Count how many lines of the material hold "lago". Respond with that number alone.
┌─ GIVEN INFORMATION
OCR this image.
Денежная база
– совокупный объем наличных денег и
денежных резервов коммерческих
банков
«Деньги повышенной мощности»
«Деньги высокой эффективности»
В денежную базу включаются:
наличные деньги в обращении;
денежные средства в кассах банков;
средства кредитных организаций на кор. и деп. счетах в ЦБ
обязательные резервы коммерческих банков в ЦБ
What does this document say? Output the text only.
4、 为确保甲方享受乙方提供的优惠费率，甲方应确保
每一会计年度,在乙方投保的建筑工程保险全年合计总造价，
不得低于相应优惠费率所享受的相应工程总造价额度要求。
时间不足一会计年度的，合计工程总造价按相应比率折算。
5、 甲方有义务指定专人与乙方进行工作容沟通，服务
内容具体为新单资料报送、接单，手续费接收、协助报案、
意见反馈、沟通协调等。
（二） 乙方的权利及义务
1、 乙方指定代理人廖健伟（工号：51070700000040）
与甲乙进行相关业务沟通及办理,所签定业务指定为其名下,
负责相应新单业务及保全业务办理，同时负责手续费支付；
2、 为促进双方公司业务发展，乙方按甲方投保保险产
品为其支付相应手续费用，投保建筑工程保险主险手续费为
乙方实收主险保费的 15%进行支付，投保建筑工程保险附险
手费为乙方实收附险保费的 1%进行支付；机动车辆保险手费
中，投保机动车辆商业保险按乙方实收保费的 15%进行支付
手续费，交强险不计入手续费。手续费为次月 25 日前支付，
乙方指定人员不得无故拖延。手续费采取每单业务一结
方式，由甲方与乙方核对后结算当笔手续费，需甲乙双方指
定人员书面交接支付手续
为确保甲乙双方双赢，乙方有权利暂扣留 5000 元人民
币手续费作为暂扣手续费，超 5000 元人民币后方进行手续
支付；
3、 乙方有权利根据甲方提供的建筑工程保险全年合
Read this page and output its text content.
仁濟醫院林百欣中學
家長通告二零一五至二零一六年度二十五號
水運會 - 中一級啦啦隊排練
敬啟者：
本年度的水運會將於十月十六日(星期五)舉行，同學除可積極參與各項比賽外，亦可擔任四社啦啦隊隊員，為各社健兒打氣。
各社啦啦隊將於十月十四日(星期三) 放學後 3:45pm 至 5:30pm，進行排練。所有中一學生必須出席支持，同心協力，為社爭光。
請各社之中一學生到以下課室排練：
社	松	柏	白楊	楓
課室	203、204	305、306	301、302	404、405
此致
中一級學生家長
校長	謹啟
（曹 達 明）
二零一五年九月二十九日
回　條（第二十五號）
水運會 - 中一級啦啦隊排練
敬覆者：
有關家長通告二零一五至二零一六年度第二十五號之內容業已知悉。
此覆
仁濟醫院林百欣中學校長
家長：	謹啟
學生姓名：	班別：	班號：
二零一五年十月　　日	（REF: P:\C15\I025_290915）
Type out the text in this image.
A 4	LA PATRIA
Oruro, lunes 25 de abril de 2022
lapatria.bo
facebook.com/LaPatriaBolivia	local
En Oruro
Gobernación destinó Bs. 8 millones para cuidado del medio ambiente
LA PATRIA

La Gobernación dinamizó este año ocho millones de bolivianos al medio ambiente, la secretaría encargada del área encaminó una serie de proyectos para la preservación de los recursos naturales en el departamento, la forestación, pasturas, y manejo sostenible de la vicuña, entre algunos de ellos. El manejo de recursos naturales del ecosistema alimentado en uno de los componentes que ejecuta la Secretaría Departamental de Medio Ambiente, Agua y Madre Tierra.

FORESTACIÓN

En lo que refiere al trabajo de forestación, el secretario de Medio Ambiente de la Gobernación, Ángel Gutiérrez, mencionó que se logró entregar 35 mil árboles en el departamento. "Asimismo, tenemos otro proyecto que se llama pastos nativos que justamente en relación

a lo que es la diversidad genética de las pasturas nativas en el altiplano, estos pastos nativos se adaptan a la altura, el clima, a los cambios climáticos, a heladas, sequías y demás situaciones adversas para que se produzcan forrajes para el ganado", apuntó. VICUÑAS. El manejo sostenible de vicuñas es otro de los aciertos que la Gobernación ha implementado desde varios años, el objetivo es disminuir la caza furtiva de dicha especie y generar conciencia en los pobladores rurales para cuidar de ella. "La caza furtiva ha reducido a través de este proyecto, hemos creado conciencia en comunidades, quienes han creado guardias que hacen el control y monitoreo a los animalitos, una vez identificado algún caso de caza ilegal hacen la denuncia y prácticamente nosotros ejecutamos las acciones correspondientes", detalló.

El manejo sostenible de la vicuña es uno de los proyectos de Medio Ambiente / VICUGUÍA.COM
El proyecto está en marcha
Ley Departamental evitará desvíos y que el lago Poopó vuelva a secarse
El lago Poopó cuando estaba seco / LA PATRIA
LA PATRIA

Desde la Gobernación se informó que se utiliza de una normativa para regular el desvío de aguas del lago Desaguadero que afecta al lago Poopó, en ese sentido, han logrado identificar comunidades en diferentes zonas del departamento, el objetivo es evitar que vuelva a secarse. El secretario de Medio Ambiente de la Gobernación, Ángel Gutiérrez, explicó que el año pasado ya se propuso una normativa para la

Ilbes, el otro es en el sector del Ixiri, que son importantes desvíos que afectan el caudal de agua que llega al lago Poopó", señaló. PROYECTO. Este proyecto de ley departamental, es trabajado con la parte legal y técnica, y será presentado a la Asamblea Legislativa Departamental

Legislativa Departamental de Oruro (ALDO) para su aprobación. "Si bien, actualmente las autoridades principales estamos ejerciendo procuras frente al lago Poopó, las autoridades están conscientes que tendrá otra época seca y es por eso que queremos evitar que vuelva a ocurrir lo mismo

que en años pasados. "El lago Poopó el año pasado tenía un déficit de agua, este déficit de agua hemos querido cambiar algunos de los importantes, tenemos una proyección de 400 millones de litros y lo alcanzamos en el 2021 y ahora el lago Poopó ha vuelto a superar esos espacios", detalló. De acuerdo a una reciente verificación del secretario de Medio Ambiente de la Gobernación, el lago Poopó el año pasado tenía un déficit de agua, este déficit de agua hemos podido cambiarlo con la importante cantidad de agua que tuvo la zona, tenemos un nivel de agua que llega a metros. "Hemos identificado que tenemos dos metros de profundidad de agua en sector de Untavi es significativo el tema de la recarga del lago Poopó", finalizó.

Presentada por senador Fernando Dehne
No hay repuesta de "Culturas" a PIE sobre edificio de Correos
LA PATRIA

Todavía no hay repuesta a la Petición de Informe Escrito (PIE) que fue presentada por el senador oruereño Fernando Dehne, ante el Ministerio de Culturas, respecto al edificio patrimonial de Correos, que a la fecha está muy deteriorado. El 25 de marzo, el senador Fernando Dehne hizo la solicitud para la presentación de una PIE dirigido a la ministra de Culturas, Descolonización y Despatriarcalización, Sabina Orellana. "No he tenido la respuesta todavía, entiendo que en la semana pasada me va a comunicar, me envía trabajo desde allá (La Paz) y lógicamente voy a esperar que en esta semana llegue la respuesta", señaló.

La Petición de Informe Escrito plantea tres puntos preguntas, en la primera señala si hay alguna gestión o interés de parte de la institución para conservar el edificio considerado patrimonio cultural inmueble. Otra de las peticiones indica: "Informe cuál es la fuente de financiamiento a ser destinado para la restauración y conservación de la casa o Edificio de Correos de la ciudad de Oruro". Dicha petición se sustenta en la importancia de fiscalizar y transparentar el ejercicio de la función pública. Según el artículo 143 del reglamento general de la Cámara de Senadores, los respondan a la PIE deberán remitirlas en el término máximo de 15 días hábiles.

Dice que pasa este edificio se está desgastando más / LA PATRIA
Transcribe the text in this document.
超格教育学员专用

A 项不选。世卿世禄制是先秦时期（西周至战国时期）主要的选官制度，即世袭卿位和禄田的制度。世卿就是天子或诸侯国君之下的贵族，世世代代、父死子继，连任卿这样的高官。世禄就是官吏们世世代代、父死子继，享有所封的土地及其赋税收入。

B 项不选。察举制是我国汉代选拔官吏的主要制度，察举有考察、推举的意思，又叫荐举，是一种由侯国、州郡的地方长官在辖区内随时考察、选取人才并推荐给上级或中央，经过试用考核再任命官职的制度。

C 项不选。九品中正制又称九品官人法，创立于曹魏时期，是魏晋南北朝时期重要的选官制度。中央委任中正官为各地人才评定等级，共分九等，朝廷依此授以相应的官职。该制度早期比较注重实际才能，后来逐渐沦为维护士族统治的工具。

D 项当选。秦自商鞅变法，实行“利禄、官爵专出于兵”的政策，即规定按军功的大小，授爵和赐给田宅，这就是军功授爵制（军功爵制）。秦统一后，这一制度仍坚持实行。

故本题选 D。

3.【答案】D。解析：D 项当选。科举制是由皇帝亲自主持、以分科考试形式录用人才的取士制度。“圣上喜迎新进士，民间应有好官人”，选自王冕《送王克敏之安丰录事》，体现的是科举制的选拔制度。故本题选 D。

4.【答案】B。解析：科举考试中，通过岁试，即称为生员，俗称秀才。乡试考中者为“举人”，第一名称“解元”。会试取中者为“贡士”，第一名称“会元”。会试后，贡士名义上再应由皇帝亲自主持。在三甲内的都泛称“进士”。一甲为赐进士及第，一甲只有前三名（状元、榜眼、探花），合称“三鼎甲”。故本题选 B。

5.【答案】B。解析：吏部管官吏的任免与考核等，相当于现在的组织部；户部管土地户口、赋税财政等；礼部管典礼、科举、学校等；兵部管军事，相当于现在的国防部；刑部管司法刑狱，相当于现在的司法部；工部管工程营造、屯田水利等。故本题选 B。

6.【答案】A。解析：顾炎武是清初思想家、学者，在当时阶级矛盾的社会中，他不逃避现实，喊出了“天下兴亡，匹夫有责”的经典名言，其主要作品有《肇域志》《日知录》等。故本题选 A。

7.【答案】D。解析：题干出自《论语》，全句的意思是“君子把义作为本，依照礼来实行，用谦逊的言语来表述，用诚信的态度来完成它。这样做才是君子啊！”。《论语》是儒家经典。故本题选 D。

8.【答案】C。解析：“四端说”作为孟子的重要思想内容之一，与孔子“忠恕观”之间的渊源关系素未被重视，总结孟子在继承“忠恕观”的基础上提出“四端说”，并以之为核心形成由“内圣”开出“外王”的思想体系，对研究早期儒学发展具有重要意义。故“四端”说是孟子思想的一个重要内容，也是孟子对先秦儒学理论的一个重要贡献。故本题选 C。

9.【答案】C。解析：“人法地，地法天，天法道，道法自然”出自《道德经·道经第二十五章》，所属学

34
└─
SOLUTION FOR THIS PROBLEM
6